• [TASK TO COMPLETE] Scan the data for "como" and copy the lines it appears in.

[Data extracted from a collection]
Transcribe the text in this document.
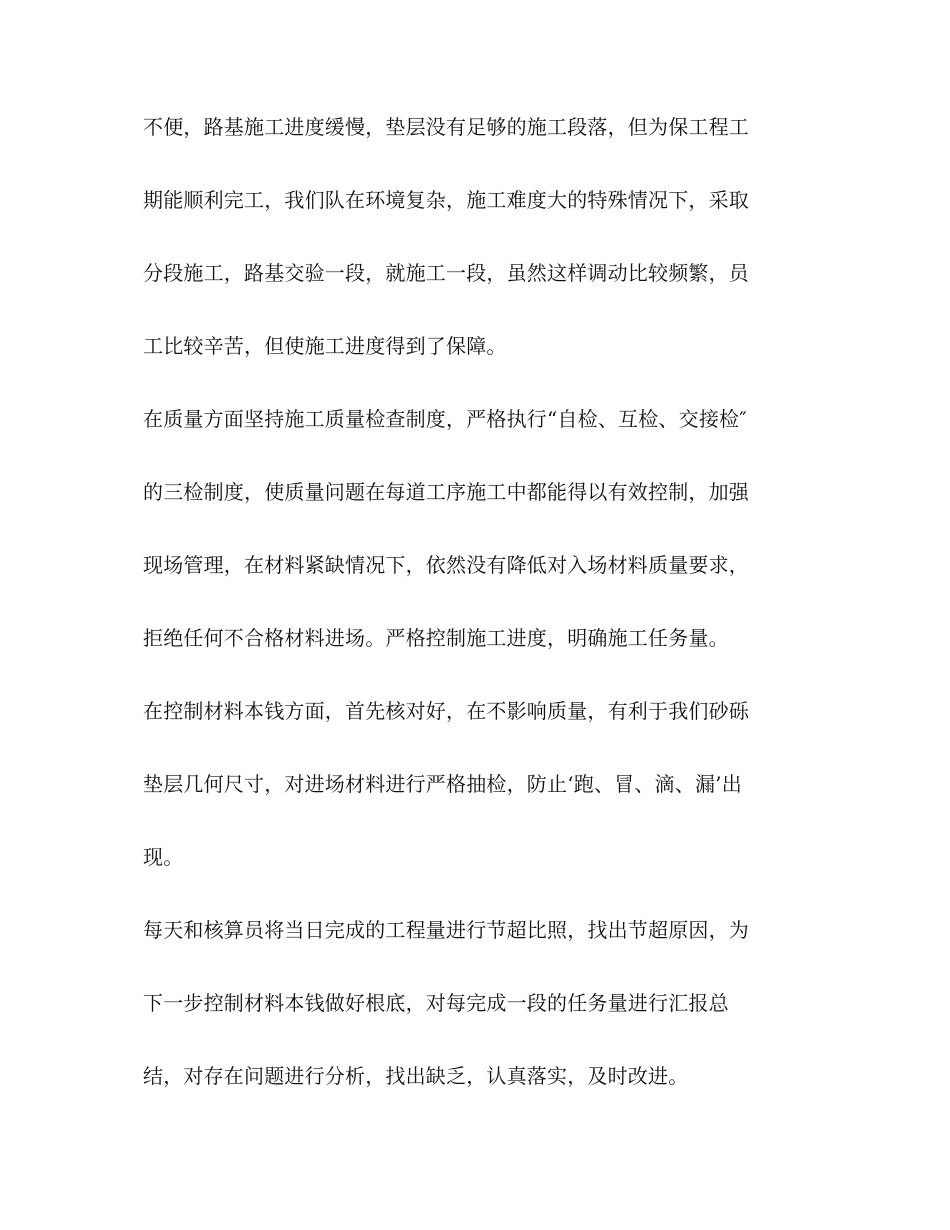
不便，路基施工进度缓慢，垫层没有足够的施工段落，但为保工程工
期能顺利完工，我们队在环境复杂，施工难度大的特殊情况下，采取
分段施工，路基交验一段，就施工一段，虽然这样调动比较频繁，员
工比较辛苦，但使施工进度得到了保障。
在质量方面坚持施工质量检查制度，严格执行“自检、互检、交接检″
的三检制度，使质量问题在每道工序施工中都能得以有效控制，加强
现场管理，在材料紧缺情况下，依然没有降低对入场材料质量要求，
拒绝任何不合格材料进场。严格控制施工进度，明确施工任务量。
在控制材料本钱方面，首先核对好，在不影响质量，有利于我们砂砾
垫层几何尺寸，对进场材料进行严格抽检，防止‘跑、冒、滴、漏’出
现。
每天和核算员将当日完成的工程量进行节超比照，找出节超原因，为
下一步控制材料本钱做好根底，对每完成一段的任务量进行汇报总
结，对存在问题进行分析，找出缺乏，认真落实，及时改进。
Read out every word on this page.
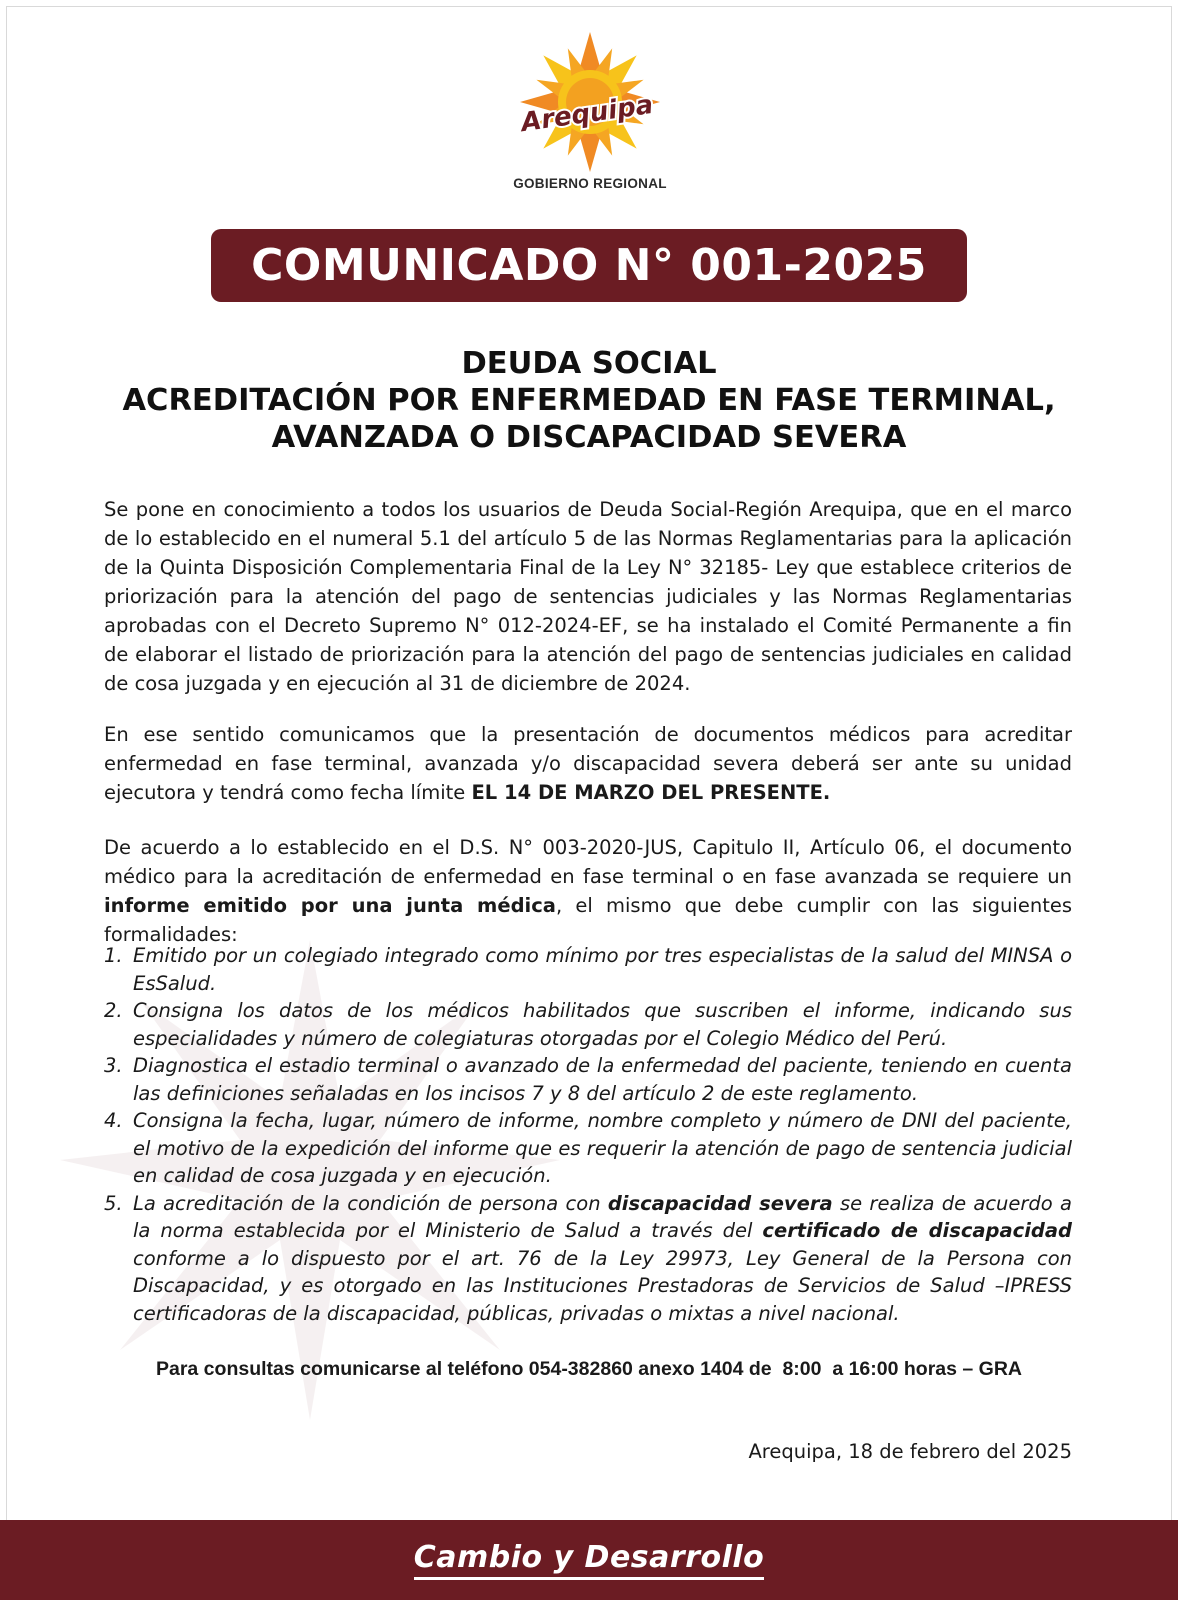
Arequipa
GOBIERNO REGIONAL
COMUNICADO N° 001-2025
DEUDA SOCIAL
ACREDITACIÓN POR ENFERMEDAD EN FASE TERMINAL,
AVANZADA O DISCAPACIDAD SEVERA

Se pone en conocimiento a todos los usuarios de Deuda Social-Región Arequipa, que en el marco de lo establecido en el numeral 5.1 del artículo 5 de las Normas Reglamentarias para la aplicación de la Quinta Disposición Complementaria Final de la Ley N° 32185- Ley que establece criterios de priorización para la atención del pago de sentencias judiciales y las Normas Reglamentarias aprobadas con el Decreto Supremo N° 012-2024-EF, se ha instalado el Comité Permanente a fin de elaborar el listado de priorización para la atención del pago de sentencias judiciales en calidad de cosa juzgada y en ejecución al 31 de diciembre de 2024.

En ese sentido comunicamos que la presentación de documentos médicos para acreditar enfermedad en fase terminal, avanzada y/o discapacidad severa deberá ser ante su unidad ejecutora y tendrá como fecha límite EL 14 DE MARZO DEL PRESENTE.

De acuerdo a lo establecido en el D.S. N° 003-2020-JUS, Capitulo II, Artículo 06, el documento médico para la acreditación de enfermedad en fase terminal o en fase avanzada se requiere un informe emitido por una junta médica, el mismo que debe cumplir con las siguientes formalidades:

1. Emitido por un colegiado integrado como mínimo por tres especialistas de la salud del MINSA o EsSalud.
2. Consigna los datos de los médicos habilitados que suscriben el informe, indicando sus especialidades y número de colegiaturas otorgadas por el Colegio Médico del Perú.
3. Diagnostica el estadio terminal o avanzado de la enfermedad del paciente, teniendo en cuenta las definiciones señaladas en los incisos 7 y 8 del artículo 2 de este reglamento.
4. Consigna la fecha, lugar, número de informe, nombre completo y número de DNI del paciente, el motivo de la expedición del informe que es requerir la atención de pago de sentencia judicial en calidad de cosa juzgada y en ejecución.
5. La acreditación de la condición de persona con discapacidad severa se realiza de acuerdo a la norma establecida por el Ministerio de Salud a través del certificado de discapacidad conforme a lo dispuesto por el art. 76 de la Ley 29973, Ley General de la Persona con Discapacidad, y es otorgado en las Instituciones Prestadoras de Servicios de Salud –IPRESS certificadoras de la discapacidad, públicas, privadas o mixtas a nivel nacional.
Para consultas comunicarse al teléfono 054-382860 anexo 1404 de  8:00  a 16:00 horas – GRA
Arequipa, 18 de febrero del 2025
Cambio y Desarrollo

* * *

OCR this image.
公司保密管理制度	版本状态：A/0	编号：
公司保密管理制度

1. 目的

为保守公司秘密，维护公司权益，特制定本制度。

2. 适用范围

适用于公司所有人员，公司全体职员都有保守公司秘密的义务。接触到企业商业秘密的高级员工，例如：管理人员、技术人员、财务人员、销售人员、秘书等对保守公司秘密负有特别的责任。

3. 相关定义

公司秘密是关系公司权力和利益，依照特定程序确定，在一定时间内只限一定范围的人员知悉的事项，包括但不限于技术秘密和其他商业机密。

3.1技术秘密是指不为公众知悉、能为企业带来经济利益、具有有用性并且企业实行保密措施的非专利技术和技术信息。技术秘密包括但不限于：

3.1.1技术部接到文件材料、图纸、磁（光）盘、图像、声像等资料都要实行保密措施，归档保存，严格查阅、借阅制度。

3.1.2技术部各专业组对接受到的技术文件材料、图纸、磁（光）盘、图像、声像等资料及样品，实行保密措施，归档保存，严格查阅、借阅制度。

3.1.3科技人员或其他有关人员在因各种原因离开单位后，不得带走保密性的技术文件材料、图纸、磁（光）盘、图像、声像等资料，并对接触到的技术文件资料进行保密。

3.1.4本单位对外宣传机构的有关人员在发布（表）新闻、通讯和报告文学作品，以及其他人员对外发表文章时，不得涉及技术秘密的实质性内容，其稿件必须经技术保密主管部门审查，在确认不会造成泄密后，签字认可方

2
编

• [TASK OUTPUT]
En ese sentido comunicamos que la presentación de documentos médicos para acreditar enfermedad en fase terminal, avanzada y/o discapacidad severa deberá ser ante su unidad ejecutora y tendrá como fecha límite EL 14 DE MARZO DEL PRESENTE.
1. Emitido por un colegiado integrado como mínimo por tres especialistas de la salud del MINSA o EsSalud.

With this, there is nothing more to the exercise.